(Records contained in a dataset)
┄┄┄┄┄┄┄┄┄┄

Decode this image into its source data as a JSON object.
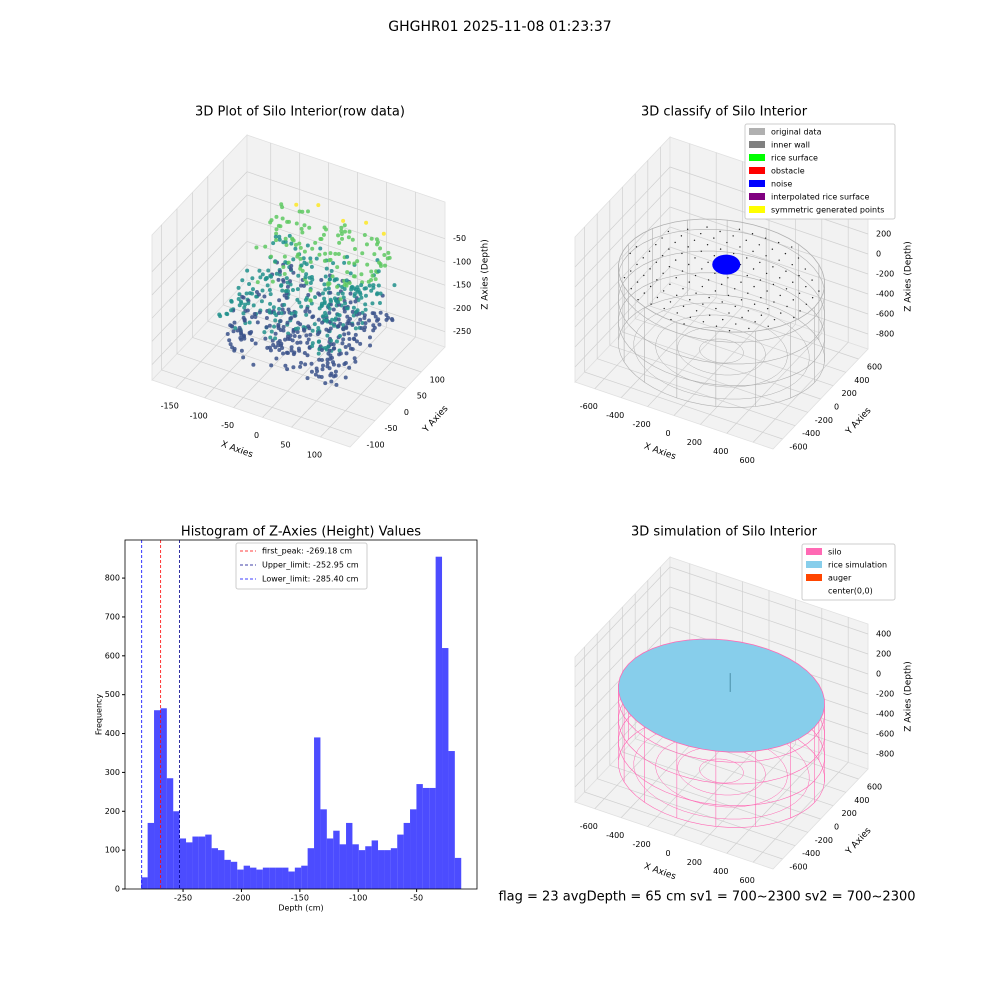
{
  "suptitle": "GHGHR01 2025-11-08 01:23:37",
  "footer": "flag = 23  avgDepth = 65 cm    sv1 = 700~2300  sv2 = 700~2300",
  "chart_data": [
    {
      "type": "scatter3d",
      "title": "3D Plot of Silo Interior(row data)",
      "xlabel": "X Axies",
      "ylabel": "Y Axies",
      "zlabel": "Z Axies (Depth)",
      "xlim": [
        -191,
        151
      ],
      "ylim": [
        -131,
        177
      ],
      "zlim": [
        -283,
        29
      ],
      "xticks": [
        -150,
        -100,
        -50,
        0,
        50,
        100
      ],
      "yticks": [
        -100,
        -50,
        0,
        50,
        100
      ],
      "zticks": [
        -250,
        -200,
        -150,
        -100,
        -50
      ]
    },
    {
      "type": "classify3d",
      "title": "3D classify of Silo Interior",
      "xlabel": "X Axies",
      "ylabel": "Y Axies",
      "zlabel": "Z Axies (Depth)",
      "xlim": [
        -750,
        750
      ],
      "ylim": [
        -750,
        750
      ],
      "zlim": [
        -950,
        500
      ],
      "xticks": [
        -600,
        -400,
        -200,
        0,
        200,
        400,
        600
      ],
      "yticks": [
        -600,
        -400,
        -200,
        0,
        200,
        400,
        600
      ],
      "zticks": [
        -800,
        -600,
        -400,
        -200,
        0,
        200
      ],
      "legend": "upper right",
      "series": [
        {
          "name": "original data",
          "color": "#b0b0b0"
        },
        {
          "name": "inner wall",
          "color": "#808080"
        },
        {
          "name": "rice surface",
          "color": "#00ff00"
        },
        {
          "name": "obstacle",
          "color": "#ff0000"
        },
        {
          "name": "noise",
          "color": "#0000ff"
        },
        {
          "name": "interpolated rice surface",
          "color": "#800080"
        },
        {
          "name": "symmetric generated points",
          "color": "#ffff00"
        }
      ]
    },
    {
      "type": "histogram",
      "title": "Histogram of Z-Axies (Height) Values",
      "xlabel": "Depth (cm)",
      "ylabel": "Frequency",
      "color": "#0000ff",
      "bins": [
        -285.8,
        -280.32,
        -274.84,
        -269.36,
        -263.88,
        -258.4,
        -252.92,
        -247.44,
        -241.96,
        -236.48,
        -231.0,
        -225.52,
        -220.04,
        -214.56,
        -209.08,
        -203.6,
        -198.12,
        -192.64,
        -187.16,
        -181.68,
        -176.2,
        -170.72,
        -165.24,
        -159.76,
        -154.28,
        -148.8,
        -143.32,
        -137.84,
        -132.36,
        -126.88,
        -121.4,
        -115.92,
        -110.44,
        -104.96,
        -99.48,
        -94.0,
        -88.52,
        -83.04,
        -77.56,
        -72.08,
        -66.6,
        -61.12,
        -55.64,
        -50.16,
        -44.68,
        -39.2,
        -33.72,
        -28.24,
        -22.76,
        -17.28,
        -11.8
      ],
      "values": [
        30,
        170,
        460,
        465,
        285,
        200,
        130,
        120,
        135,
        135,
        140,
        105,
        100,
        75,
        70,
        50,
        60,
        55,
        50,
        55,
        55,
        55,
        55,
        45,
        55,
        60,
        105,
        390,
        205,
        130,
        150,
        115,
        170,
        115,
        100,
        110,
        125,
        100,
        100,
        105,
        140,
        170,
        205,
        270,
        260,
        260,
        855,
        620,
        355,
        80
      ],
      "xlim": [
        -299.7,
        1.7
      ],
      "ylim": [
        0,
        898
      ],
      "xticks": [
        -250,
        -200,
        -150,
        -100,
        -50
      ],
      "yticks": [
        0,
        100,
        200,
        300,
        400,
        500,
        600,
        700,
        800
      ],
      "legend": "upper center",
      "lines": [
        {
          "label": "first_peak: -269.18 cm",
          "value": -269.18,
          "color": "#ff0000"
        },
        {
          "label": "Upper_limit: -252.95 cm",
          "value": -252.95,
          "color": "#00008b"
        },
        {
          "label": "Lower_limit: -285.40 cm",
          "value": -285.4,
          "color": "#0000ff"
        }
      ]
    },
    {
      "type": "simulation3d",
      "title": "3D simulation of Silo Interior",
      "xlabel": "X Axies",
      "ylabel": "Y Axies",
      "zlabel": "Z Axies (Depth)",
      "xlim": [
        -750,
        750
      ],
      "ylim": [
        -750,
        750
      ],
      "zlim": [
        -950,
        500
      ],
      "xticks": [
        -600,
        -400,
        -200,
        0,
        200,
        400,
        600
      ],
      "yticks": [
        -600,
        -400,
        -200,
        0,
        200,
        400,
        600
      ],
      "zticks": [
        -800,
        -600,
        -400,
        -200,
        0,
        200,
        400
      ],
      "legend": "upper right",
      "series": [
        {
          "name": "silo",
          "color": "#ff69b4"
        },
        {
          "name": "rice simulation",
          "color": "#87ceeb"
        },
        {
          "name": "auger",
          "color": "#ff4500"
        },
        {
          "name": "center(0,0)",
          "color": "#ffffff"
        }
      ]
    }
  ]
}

┄┄┄┄┄┄┄┄┄┄

Retype each record exactly as it stands, but do not include the pictures.

Decode this image into its source data as a JSON object.
{
  "suptitle": "GHGHR01 2025-11-08 01:23:37",
  "footer": "flag = 23  avgDepth = 65 cm    sv1 = 700~2300  sv2 = 700~2300",
  "chart_data": [
    {
      "type": "scatter3d",
      "title": "3D Plot of Silo Interior(row data)",
      "xlabel": "X Axies",
      "ylabel": "Y Axies",
      "zlabel": "Z Axies (Depth)",
      "xlim": [
        -191,
        151
      ],
      "ylim": [
        -131,
        177
      ],
      "zlim": [
        -283,
        29
      ],
      "xticks": [
        -150,
        -100,
        -50,
        0,
        50,
        100
      ],
      "yticks": [
        -100,
        -50,
        0,
        50,
        100
      ],
      "zticks": [
        -250,
        -200,
        -150,
        -100,
        -50
      ]
    },
    {
      "type": "classify3d",
      "title": "3D classify of Silo Interior",
      "xlabel": "X Axies",
      "ylabel": "Y Axies",
      "zlabel": "Z Axies (Depth)",
      "xlim": [
        -750,
        750
      ],
      "ylim": [
        -750,
        750
      ],
      "zlim": [
        -950,
        500
      ],
      "xticks": [
        -600,
        -400,
        -200,
        0,
        200,
        400,
        600
      ],
      "yticks": [
        -600,
        -400,
        -200,
        0,
        200,
        400,
        600
      ],
      "zticks": [
        -800,
        -600,
        -400,
        -200,
        0,
        200
      ],
      "legend": "upper right",
      "series": [
        {
          "name": "original data",
          "color": "#b0b0b0"
        },
        {
          "name": "inner wall",
          "color": "#808080"
        },
        {
          "name": "rice surface",
          "color": "#00ff00"
        },
        {
          "name": "obstacle",
          "color": "#ff0000"
        },
        {
          "name": "noise",
          "color": "#0000ff"
        },
        {
          "name": "interpolated rice surface",
          "color": "#800080"
        },
        {
          "name": "symmetric generated points",
          "color": "#ffff00"
        }
      ]
    },
    {
      "type": "histogram",
      "title": "Histogram of Z-Axies (Height) Values",
      "xlabel": "Depth (cm)",
      "ylabel": "Frequency",
      "color": "#0000ff",
      "bins": [
        -285.8,
        -280.32,
        -274.84,
        -269.36,
        -263.88,
        -258.4,
        -252.92,
        -247.44,
        -241.96,
        -236.48,
        -231.0,
        -225.52,
        -220.04,
        -214.56,
        -209.08,
        -203.6,
        -198.12,
        -192.64,
        -187.16,
        -181.68,
        -176.2,
        -170.72,
        -165.24,
        -159.76,
        -154.28,
        -148.8,
        -143.32,
        -137.84,
        -132.36,
        -126.88,
        -121.4,
        -115.92,
        -110.44,
        -104.96,
        -99.48,
        -94.0,
        -88.52,
        -83.04,
        -77.56,
        -72.08,
        -66.6,
        -61.12,
        -55.64,
        -50.16,
        -44.68,
        -39.2,
        -33.72,
        -28.24,
        -22.76,
        -17.28,
        -11.8
      ],
      "values": [
        30,
        170,
        460,
        465,
        285,
        200,
        130,
        120,
        135,
        135,
        140,
        105,
        100,
        75,
        70,
        50,
        60,
        55,
        50,
        55,
        55,
        55,
        55,
        45,
        55,
        60,
        105,
        390,
        205,
        130,
        150,
        115,
        170,
        115,
        100,
        110,
        125,
        100,
        100,
        105,
        140,
        170,
        205,
        270,
        260,
        260,
        855,
        620,
        355,
        80
      ],
      "xlim": [
        -299.7,
        1.7
      ],
      "ylim": [
        0,
        898
      ],
      "xticks": [
        -250,
        -200,
        -150,
        -100,
        -50
      ],
      "yticks": [
        0,
        100,
        200,
        300,
        400,
        500,
        600,
        700,
        800
      ],
      "legend": "upper center",
      "lines": [
        {
          "label": "first_peak: -269.18 cm",
          "value": -269.18,
          "color": "#ff0000"
        },
        {
          "label": "Upper_limit: -252.95 cm",
          "value": -252.95,
          "color": "#00008b"
        },
        {
          "label": "Lower_limit: -285.40 cm",
          "value": -285.4,
          "color": "#0000ff"
        }
      ]
    },
    {
      "type": "simulation3d",
      "title": "3D simulation of Silo Interior",
      "xlabel": "X Axies",
      "ylabel": "Y Axies",
      "zlabel": "Z Axies (Depth)",
      "xlim": [
        -750,
        750
      ],
      "ylim": [
        -750,
        750
      ],
      "zlim": [
        -950,
        500
      ],
      "xticks": [
        -600,
        -400,
        -200,
        0,
        200,
        400,
        600
      ],
      "yticks": [
        -600,
        -400,
        -200,
        0,
        200,
        400,
        600
      ],
      "zticks": [
        -800,
        -600,
        -400,
        -200,
        0,
        200,
        400
      ],
      "legend": "upper right",
      "series": [
        {
          "name": "silo",
          "color": "#ff69b4"
        },
        {
          "name": "rice simulation",
          "color": "#87ceeb"
        },
        {
          "name": "auger",
          "color": "#ff4500"
        },
        {
          "name": "center(0,0)",
          "color": "#ffffff"
        }
      ]
    }
  ]
}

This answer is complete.